• Exercise prompt: Copy the material word for word. Begin at the line that contains "bar <box>851 267 861 345</box>" and stop after the line that contains "y-tick-label: 40 <box>65 143 84 161</box>".

(Visual layout records)
<<<<

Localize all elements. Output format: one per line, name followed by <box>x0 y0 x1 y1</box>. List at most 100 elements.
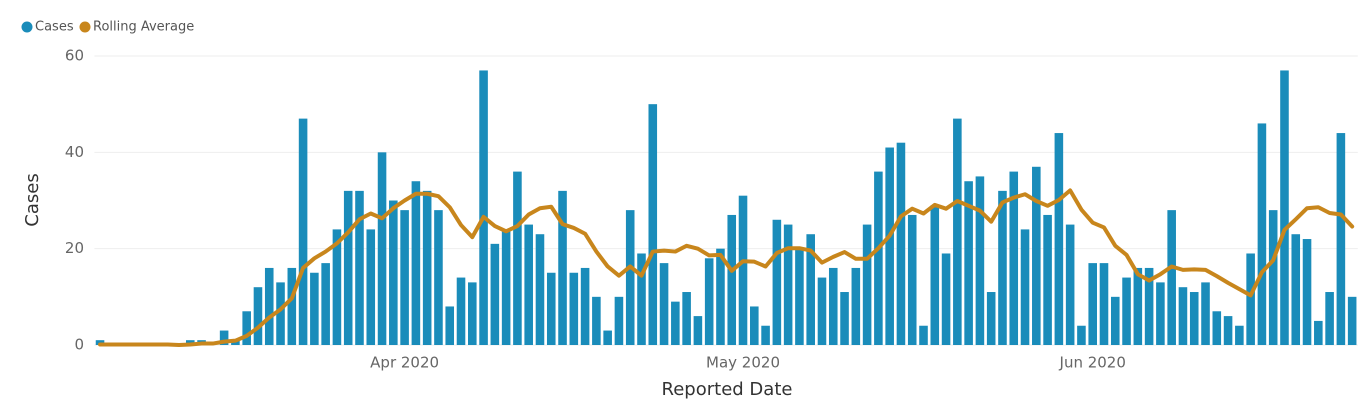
bar <box>851 267 861 345</box>
bar <box>524 224 533 345</box>
bar <box>625 210 635 345</box>
bar <box>219 330 229 345</box>
bar <box>1065 224 1075 345</box>
bar <box>919 325 928 345</box>
bar <box>1020 229 1030 345</box>
bar <box>671 301 680 345</box>
bar <box>727 214 737 345</box>
bar <box>1314 320 1323 345</box>
bar <box>1156 282 1165 345</box>
bar <box>445 306 455 345</box>
bar <box>1257 123 1267 345</box>
bar <box>580 267 590 345</box>
bar <box>738 195 748 345</box>
bar <box>1336 133 1346 345</box>
bar <box>1280 70 1289 345</box>
bar <box>716 248 725 345</box>
bar <box>422 190 432 345</box>
bar <box>1268 210 1278 345</box>
bar <box>1144 267 1154 345</box>
y-tick-label: 40 <box>65 143 84 161</box>
legend-label[interactable]: Cases <box>35 20 74 35</box>
bar <box>592 296 601 345</box>
y-tick-label: 20 <box>65 239 84 257</box>
x-axis-title: Reported Date <box>662 379 793 400</box>
bar <box>1201 282 1210 345</box>
bar <box>1246 253 1255 345</box>
line <box>98 188 1355 347</box>
bar <box>1009 171 1019 345</box>
bar <box>1133 267 1143 345</box>
bar <box>332 229 342 345</box>
bar <box>930 205 940 345</box>
bar <box>772 219 782 345</box>
bar <box>874 171 883 345</box>
legend-label[interactable]: Rolling Average <box>93 20 194 35</box>
bar <box>659 263 669 345</box>
bar <box>1235 325 1244 345</box>
bar <box>975 176 985 345</box>
bar <box>840 292 849 345</box>
bar <box>1099 263 1109 345</box>
bar <box>1223 316 1233 345</box>
bar <box>276 282 285 345</box>
bar <box>1088 263 1097 345</box>
bar <box>253 287 263 345</box>
bar <box>761 325 770 345</box>
bar <box>1325 292 1334 345</box>
bar <box>355 190 364 345</box>
y-tick-label: 60 <box>65 47 84 65</box>
bar <box>242 311 251 345</box>
bar <box>750 306 759 345</box>
bar <box>535 234 545 345</box>
bar <box>298 118 308 345</box>
x-tick-label: Apr 2020 <box>370 354 439 372</box>
bar <box>321 263 330 345</box>
bar <box>456 277 466 345</box>
bar <box>1212 311 1222 345</box>
legend-swatch <box>21 21 33 33</box>
bar <box>614 296 624 345</box>
bar <box>287 267 297 345</box>
bar <box>941 253 951 345</box>
x-tick-label: May 2020 <box>706 354 780 372</box>
bar <box>264 267 274 345</box>
bar <box>411 181 421 345</box>
bar <box>648 104 658 346</box>
bar <box>1054 133 1064 345</box>
bar <box>795 248 804 345</box>
bar <box>569 272 579 345</box>
bar <box>603 330 612 345</box>
bar <box>885 147 894 345</box>
bar <box>817 277 827 345</box>
y-tick-label: 0 <box>74 336 84 354</box>
bar <box>704 258 714 345</box>
bar <box>479 70 488 345</box>
bar <box>1032 166 1041 345</box>
bar <box>366 229 376 345</box>
bar <box>682 292 691 345</box>
bar <box>490 243 500 345</box>
bar <box>1178 287 1188 345</box>
bar <box>377 152 387 345</box>
bar <box>896 142 906 345</box>
y-axis-title: Cases <box>22 173 43 226</box>
bar <box>1189 292 1199 345</box>
bar <box>501 229 511 345</box>
bar <box>1167 210 1176 345</box>
bar <box>343 190 353 345</box>
bar <box>389 200 398 345</box>
bar <box>1302 239 1312 345</box>
bar <box>1291 234 1301 345</box>
x-tick-label: Jun 2020 <box>1059 354 1126 372</box>
legend-swatch <box>79 21 91 33</box>
bar <box>1043 214 1052 345</box>
bar <box>513 171 522 345</box>
bar <box>828 267 838 345</box>
bar <box>783 224 793 345</box>
bar <box>1110 296 1120 345</box>
bar <box>1077 325 1086 345</box>
bar <box>953 118 962 345</box>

>>>>

• Correct answer:
bar <box>851 267 861 345</box>
bar <box>524 224 533 345</box>
bar <box>625 210 635 345</box>
bar <box>219 330 229 345</box>
bar <box>1065 224 1075 345</box>
bar <box>919 325 928 345</box>
bar <box>1020 229 1030 345</box>
bar <box>671 301 680 345</box>
bar <box>727 214 737 345</box>
bar <box>1314 320 1323 345</box>
bar <box>1156 282 1165 345</box>
bar <box>445 306 455 345</box>
bar <box>1257 123 1267 345</box>
bar <box>580 267 590 345</box>
bar <box>738 195 748 345</box>
bar <box>1336 133 1346 345</box>
bar <box>1280 70 1289 345</box>
bar <box>716 248 725 345</box>
bar <box>422 190 432 345</box>
bar <box>1268 210 1278 345</box>
bar <box>1144 267 1154 345</box>
y-tick-label: 40 <box>65 143 84 161</box>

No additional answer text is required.